§ WHAT THE TASK ASKS
Reproduce the records below exactly, leaving out any pictures.

§ INFORMATION PROVIDED
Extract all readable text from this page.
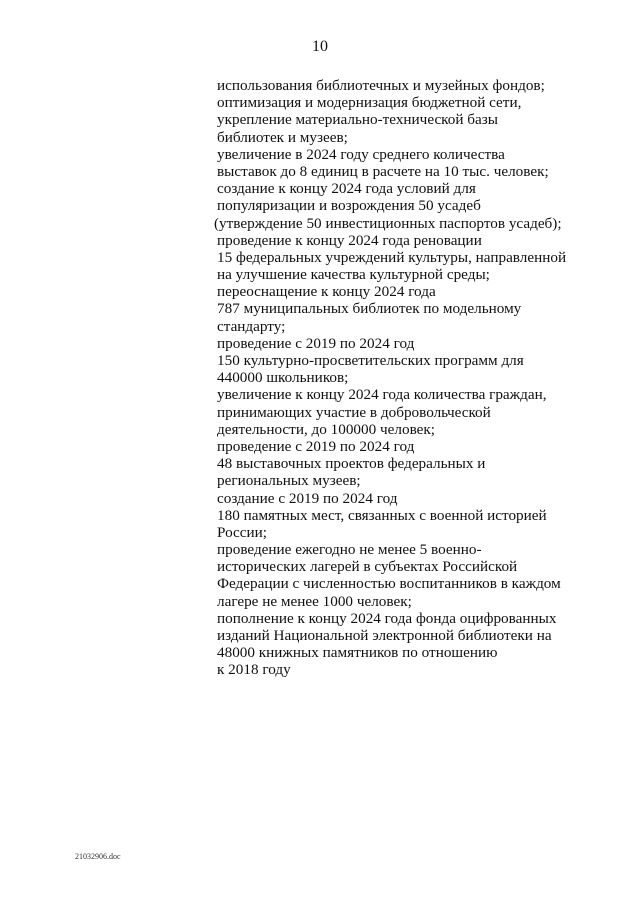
10
использования библиотечных и музейных фондов;
оптимизация и модернизация бюджетной сети,
укрепление материально-технической базы
библиотек и музеев;
увеличение в 2024 году среднего количества
выставок до 8 единиц в расчете на 10 тыс. человек;
создание к концу 2024 года условий для
популяризации и возрождения 50 усадеб
(утверждение 50 инвестиционных паспортов усадеб);
проведение к концу 2024 года реновации
15 федеральных учреждений культуры, направленной
на улучшение качества культурной среды;
переоснащение к концу 2024 года
787 муниципальных библиотек по модельному
стандарту;
проведение с 2019 по 2024 год
150 культурно-просветительских программ для
440000 школьников;
увеличение к концу 2024 года количества граждан,
принимающих участие в добровольческой
деятельности, до 100000 человек;
проведение с 2019 по 2024 год
48 выставочных проектов федеральных и
региональных музеев;
создание с 2019 по 2024 год
180 памятных мест, связанных с военной историей
России;
проведение ежегодно не менее 5 военно-
исторических лагерей в субъектах Российской
Федерации с численностью воспитанников в каждом
лагере не менее 1000 человек;
пополнение к концу 2024 года фонда оцифрованных
изданий Национальной электронной библиотеки на
48000 книжных памятников по отношению
к 2018 году
21032906.doc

§ THE ANSWER
Extract all readable text from this page.
10
использования библиотечных и музейных фондов;
оптимизация и модернизация бюджетной сети,
укрепление материально-технической базы
библиотек и музеев;
увеличение в 2024 году среднего количества
выставок до 8 единиц в расчете на 10 тыс. человек;
создание к концу 2024 года условий для
популяризации и возрождения 50 усадеб
(утверждение 50 инвестиционных паспортов усадеб);
проведение к концу 2024 года реновации
15 федеральных учреждений культуры, направленной
на улучшение качества культурной среды;
переоснащение к концу 2024 года
787 муниципальных библиотек по модельному
стандарту;
проведение с 2019 по 2024 год
150 культурно-просветительских программ для
440000 школьников;
увеличение к концу 2024 года количества граждан,
принимающих участие в добровольческой
деятельности, до 100000 человек;
проведение с 2019 по 2024 год
48 выставочных проектов федеральных и
региональных музеев;
создание с 2019 по 2024 год
180 памятных мест, связанных с военной историей
России;
проведение ежегодно не менее 5 военно-
исторических лагерей в субъектах Российской
Федерации с численностью воспитанников в каждом
лагере не менее 1000 человек;
пополнение к концу 2024 года фонда оцифрованных
изданий Национальной электронной библиотеки на
48000 книжных памятников по отношению
к 2018 году
21032906.doc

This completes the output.